▽

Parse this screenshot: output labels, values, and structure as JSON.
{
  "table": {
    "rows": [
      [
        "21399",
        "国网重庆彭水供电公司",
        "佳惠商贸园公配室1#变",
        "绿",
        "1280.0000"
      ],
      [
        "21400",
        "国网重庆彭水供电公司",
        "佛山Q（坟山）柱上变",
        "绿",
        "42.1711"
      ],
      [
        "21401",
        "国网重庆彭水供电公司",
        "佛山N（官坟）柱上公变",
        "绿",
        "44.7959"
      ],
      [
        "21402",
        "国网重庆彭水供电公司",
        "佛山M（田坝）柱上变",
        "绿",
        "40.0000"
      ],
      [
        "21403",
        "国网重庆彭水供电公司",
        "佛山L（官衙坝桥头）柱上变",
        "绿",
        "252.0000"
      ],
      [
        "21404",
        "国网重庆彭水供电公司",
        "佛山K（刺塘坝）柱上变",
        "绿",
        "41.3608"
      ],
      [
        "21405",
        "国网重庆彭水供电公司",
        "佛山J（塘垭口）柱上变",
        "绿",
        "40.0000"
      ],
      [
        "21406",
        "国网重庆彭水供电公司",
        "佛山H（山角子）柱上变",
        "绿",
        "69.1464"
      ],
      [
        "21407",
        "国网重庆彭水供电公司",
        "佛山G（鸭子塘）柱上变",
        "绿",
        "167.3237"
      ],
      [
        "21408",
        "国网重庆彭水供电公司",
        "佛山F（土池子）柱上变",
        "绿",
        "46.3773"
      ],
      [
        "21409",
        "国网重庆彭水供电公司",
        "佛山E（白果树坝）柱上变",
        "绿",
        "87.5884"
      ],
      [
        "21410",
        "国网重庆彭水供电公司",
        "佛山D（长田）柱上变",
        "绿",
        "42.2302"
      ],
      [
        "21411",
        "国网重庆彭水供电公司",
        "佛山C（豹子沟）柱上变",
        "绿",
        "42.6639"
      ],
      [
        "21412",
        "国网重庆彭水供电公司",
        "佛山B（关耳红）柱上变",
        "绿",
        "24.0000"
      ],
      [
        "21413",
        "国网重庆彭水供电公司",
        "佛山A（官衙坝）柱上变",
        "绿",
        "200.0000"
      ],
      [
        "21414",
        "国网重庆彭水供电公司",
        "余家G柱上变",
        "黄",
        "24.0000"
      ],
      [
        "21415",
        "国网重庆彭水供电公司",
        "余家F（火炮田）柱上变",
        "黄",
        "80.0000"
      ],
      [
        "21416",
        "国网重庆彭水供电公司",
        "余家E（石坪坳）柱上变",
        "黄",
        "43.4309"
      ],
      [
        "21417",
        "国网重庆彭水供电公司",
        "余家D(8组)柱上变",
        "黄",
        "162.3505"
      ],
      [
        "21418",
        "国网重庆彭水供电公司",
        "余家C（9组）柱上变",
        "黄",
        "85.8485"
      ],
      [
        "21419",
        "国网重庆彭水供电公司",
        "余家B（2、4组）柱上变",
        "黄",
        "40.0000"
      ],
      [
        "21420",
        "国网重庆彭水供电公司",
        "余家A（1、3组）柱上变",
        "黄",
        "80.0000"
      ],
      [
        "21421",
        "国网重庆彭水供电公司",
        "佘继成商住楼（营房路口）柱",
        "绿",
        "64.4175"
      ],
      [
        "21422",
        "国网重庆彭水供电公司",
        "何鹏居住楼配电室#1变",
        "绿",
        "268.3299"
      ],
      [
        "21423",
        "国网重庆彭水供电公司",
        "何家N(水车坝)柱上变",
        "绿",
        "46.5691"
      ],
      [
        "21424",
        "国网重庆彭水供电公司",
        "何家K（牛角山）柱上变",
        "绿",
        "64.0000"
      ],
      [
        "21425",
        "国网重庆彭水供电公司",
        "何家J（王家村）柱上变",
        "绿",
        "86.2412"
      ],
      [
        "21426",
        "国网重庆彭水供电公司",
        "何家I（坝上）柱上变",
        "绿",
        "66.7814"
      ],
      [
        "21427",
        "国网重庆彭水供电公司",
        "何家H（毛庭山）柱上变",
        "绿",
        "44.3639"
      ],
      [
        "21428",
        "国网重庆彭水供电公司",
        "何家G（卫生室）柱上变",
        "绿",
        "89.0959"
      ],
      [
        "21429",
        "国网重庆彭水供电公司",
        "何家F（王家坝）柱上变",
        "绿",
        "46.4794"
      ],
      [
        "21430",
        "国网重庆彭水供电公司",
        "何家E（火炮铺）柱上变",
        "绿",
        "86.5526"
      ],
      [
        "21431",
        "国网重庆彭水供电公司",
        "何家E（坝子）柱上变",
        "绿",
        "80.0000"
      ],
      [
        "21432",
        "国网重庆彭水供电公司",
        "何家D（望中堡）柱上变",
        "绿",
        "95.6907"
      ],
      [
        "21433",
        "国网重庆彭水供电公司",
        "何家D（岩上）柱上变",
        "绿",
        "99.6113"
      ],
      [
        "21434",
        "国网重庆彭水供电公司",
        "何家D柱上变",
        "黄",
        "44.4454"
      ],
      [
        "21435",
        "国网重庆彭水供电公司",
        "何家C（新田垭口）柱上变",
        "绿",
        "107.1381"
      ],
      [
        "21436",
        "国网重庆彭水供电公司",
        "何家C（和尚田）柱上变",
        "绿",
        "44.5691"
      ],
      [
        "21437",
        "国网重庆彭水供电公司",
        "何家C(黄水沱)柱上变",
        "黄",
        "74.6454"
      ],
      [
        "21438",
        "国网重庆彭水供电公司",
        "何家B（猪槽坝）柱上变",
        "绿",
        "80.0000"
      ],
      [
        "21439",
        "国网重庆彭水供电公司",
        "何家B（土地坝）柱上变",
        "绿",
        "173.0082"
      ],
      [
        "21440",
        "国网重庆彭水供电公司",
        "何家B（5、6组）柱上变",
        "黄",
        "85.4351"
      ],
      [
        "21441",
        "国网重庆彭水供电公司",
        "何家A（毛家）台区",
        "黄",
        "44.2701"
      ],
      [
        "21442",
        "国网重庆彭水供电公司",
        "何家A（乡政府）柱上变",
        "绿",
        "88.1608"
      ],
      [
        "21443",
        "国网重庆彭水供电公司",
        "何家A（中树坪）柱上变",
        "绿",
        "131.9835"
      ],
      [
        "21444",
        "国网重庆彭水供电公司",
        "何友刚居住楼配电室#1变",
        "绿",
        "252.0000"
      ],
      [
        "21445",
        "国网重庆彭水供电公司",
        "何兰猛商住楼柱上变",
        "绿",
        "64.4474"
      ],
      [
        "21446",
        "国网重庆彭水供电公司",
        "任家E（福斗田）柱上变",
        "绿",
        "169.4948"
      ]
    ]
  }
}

△

Extract each line from the listing above, please, and repeat it exactly.

Parse this screenshot: output labels, values, and structure as JSON.
{
  "table": {
    "rows": [
      [
        "21399",
        "国网重庆彭水供电公司",
        "佳惠商贸园公配室1#变",
        "绿",
        "1280.0000"
      ],
      [
        "21400",
        "国网重庆彭水供电公司",
        "佛山Q（坟山）柱上变",
        "绿",
        "42.1711"
      ],
      [
        "21401",
        "国网重庆彭水供电公司",
        "佛山N（官坟）柱上公变",
        "绿",
        "44.7959"
      ],
      [
        "21402",
        "国网重庆彭水供电公司",
        "佛山M（田坝）柱上变",
        "绿",
        "40.0000"
      ],
      [
        "21403",
        "国网重庆彭水供电公司",
        "佛山L（官衙坝桥头）柱上变",
        "绿",
        "252.0000"
      ],
      [
        "21404",
        "国网重庆彭水供电公司",
        "佛山K（刺塘坝）柱上变",
        "绿",
        "41.3608"
      ],
      [
        "21405",
        "国网重庆彭水供电公司",
        "佛山J（塘垭口）柱上变",
        "绿",
        "40.0000"
      ],
      [
        "21406",
        "国网重庆彭水供电公司",
        "佛山H（山角子）柱上变",
        "绿",
        "69.1464"
      ],
      [
        "21407",
        "国网重庆彭水供电公司",
        "佛山G（鸭子塘）柱上变",
        "绿",
        "167.3237"
      ],
      [
        "21408",
        "国网重庆彭水供电公司",
        "佛山F（土池子）柱上变",
        "绿",
        "46.3773"
      ],
      [
        "21409",
        "国网重庆彭水供电公司",
        "佛山E（白果树坝）柱上变",
        "绿",
        "87.5884"
      ],
      [
        "21410",
        "国网重庆彭水供电公司",
        "佛山D（长田）柱上变",
        "绿",
        "42.2302"
      ],
      [
        "21411",
        "国网重庆彭水供电公司",
        "佛山C（豹子沟）柱上变",
        "绿",
        "42.6639"
      ],
      [
        "21412",
        "国网重庆彭水供电公司",
        "佛山B（关耳红）柱上变",
        "绿",
        "24.0000"
      ],
      [
        "21413",
        "国网重庆彭水供电公司",
        "佛山A（官衙坝）柱上变",
        "绿",
        "200.0000"
      ],
      [
        "21414",
        "国网重庆彭水供电公司",
        "余家G柱上变",
        "黄",
        "24.0000"
      ],
      [
        "21415",
        "国网重庆彭水供电公司",
        "余家F（火炮田）柱上变",
        "黄",
        "80.0000"
      ],
      [
        "21416",
        "国网重庆彭水供电公司",
        "余家E（石坪坳）柱上变",
        "黄",
        "43.4309"
      ],
      [
        "21417",
        "国网重庆彭水供电公司",
        "余家D(8组)柱上变",
        "黄",
        "162.3505"
      ],
      [
        "21418",
        "国网重庆彭水供电公司",
        "余家C（9组）柱上变",
        "黄",
        "85.8485"
      ],
      [
        "21419",
        "国网重庆彭水供电公司",
        "余家B（2、4组）柱上变",
        "黄",
        "40.0000"
      ],
      [
        "21420",
        "国网重庆彭水供电公司",
        "余家A（1、3组）柱上变",
        "黄",
        "80.0000"
      ],
      [
        "21421",
        "国网重庆彭水供电公司",
        "佘继成商住楼（营房路口）柱",
        "绿",
        "64.4175"
      ],
      [
        "21422",
        "国网重庆彭水供电公司",
        "何鹏居住楼配电室#1变",
        "绿",
        "268.3299"
      ],
      [
        "21423",
        "国网重庆彭水供电公司",
        "何家N(水车坝)柱上变",
        "绿",
        "46.5691"
      ],
      [
        "21424",
        "国网重庆彭水供电公司",
        "何家K（牛角山）柱上变",
        "绿",
        "64.0000"
      ],
      [
        "21425",
        "国网重庆彭水供电公司",
        "何家J（王家村）柱上变",
        "绿",
        "86.2412"
      ],
      [
        "21426",
        "国网重庆彭水供电公司",
        "何家I（坝上）柱上变",
        "绿",
        "66.7814"
      ],
      [
        "21427",
        "国网重庆彭水供电公司",
        "何家H（毛庭山）柱上变",
        "绿",
        "44.3639"
      ],
      [
        "21428",
        "国网重庆彭水供电公司",
        "何家G（卫生室）柱上变",
        "绿",
        "89.0959"
      ],
      [
        "21429",
        "国网重庆彭水供电公司",
        "何家F（王家坝）柱上变",
        "绿",
        "46.4794"
      ],
      [
        "21430",
        "国网重庆彭水供电公司",
        "何家E（火炮铺）柱上变",
        "绿",
        "86.5526"
      ],
      [
        "21431",
        "国网重庆彭水供电公司",
        "何家E（坝子）柱上变",
        "绿",
        "80.0000"
      ],
      [
        "21432",
        "国网重庆彭水供电公司",
        "何家D（望中堡）柱上变",
        "绿",
        "95.6907"
      ],
      [
        "21433",
        "国网重庆彭水供电公司",
        "何家D（岩上）柱上变",
        "绿",
        "99.6113"
      ],
      [
        "21434",
        "国网重庆彭水供电公司",
        "何家D柱上变",
        "黄",
        "44.4454"
      ],
      [
        "21435",
        "国网重庆彭水供电公司",
        "何家C（新田垭口）柱上变",
        "绿",
        "107.1381"
      ],
      [
        "21436",
        "国网重庆彭水供电公司",
        "何家C（和尚田）柱上变",
        "绿",
        "44.5691"
      ],
      [
        "21437",
        "国网重庆彭水供电公司",
        "何家C(黄水沱)柱上变",
        "黄",
        "74.6454"
      ],
      [
        "21438",
        "国网重庆彭水供电公司",
        "何家B（猪槽坝）柱上变",
        "绿",
        "80.0000"
      ],
      [
        "21439",
        "国网重庆彭水供电公司",
        "何家B（土地坝）柱上变",
        "绿",
        "173.0082"
      ],
      [
        "21440",
        "国网重庆彭水供电公司",
        "何家B（5、6组）柱上变",
        "黄",
        "85.4351"
      ],
      [
        "21441",
        "国网重庆彭水供电公司",
        "何家A（毛家）台区",
        "黄",
        "44.2701"
      ],
      [
        "21442",
        "国网重庆彭水供电公司",
        "何家A（乡政府）柱上变",
        "绿",
        "88.1608"
      ],
      [
        "21443",
        "国网重庆彭水供电公司",
        "何家A（中树坪）柱上变",
        "绿",
        "131.9835"
      ],
      [
        "21444",
        "国网重庆彭水供电公司",
        "何友刚居住楼配电室#1变",
        "绿",
        "252.0000"
      ],
      [
        "21445",
        "国网重庆彭水供电公司",
        "何兰猛商住楼柱上变",
        "绿",
        "64.4474"
      ],
      [
        "21446",
        "国网重庆彭水供电公司",
        "任家E（福斗田）柱上变",
        "绿",
        "169.4948"
      ]
    ]
  }
}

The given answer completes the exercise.